### Given records
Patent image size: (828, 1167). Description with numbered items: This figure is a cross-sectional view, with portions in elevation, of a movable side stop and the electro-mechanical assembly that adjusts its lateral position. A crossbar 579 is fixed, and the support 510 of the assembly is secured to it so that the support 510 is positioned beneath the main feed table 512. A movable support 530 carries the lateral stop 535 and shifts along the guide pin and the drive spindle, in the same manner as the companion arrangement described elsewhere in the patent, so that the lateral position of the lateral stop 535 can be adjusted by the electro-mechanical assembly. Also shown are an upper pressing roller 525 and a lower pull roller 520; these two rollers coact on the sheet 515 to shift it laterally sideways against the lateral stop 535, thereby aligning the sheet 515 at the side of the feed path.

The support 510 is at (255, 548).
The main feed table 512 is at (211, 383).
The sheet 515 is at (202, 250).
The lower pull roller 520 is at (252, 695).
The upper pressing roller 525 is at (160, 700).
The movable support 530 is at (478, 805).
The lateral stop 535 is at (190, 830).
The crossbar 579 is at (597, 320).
######
### Given records
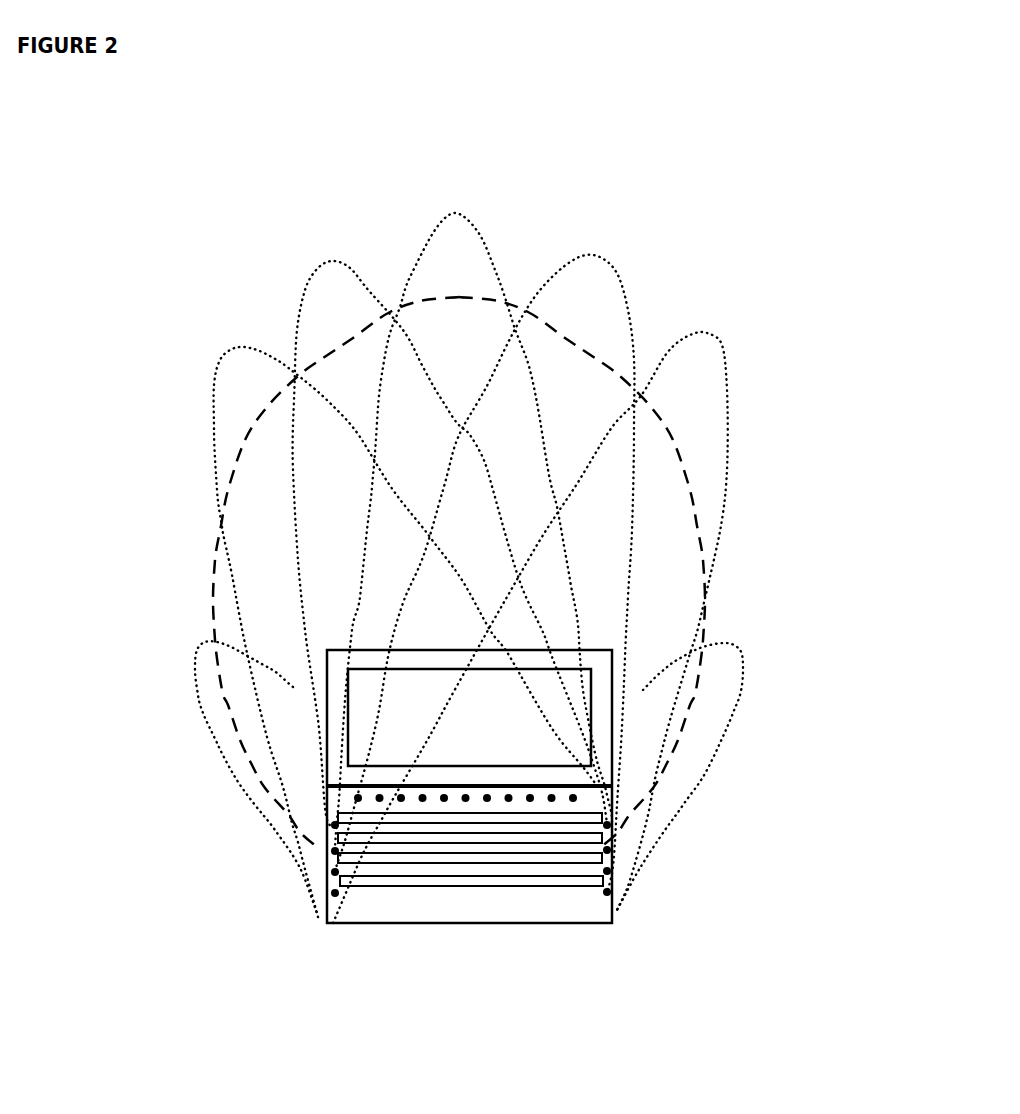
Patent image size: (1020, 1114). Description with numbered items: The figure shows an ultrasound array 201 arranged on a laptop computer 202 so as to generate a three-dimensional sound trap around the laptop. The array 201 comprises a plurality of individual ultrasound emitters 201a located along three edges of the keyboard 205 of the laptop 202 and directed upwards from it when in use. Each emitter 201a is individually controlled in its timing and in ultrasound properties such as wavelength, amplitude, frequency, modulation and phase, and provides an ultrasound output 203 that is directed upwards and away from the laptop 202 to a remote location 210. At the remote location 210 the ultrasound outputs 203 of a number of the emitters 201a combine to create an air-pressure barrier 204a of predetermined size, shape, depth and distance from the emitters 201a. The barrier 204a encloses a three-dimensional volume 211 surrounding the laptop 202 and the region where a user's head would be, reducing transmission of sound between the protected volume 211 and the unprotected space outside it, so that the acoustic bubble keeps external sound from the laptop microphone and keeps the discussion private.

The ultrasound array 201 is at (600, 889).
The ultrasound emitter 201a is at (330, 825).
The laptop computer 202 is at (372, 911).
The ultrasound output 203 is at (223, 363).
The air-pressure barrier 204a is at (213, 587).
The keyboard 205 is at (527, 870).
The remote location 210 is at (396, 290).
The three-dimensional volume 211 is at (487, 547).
######
### Given records
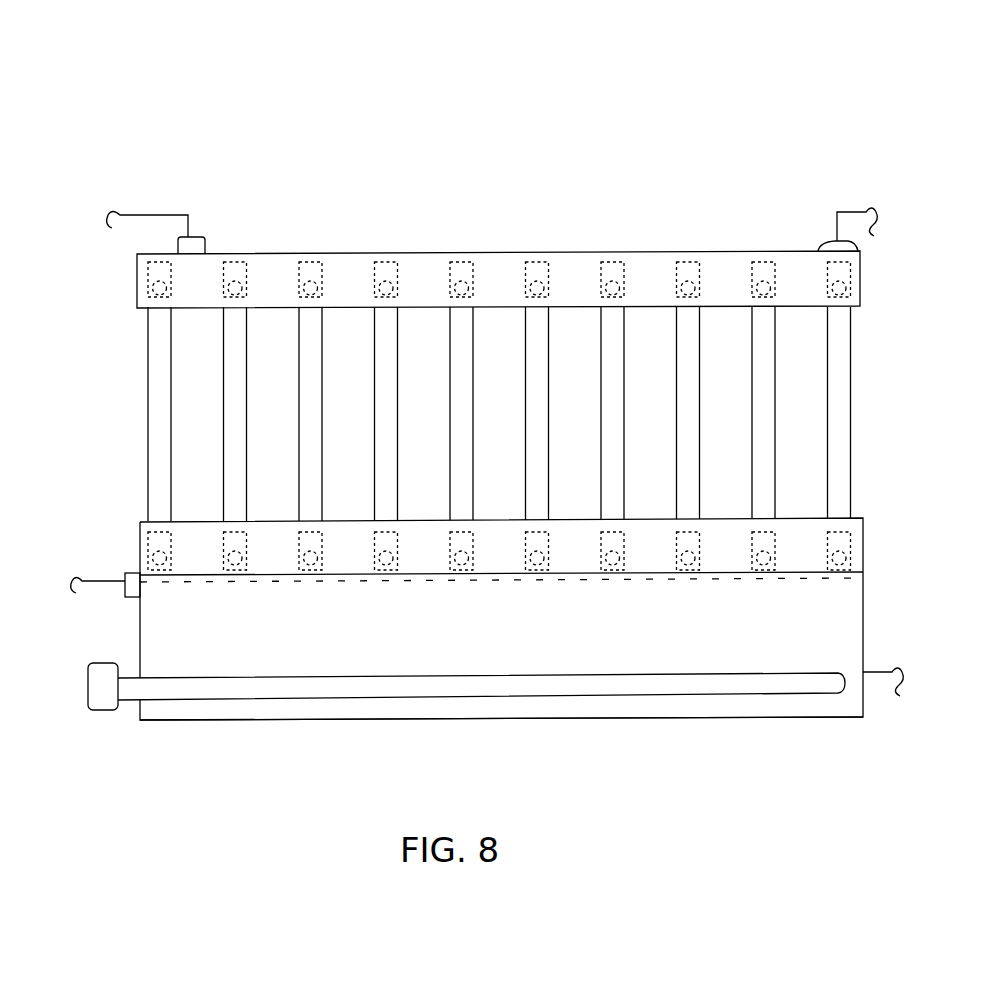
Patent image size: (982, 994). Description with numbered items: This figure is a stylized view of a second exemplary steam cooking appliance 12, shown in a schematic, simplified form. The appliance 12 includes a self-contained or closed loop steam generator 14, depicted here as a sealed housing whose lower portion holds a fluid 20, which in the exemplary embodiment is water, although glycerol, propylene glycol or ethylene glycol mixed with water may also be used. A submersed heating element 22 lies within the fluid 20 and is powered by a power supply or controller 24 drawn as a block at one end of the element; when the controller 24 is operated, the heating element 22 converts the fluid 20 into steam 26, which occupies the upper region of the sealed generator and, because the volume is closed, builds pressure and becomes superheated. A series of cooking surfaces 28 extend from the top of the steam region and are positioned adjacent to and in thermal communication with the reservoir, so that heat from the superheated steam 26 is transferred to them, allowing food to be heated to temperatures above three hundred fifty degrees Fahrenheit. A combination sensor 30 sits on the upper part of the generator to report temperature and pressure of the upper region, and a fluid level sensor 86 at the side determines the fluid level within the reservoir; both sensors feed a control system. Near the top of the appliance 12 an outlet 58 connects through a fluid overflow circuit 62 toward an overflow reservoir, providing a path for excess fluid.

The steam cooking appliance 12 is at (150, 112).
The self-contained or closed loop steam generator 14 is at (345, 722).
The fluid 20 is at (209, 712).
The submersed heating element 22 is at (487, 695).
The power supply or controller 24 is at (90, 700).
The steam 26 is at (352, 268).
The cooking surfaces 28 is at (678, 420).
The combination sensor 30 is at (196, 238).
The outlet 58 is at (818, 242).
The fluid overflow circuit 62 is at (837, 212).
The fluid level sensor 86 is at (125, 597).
######
• _What you need to do_: Identify every line in the records above that contains the string "table", and copy each of those lines.

• _Reply_:
Patent image size: (828, 1167). Description with numbered items: This figure is a cross-sectional view, with portions in elevation, of a movable side stop and the electro-mechanical assembly that adjusts its lateral position. A crossbar 579 is fixed, and the support 510 of the assembly is secured to it so that the support 510 is positioned beneath the main feed table 512. A movable support 530 carries the lateral stop 535 and shifts along the guide pin and the drive spindle, in the same manner as the companion arrangement described elsewhere in the patent, so that the lateral position of the lateral stop 535 can be adjusted by the electro-mechanical assembly. Also shown are an upper pressing roller 525 and a lower pull roller 520; these two rollers coact on the sheet 515 to shift it laterally sideways against the lateral stop 535, thereby aligning the sheet 515 at the side of the feed path.
The main feed table 512 is at (211, 383).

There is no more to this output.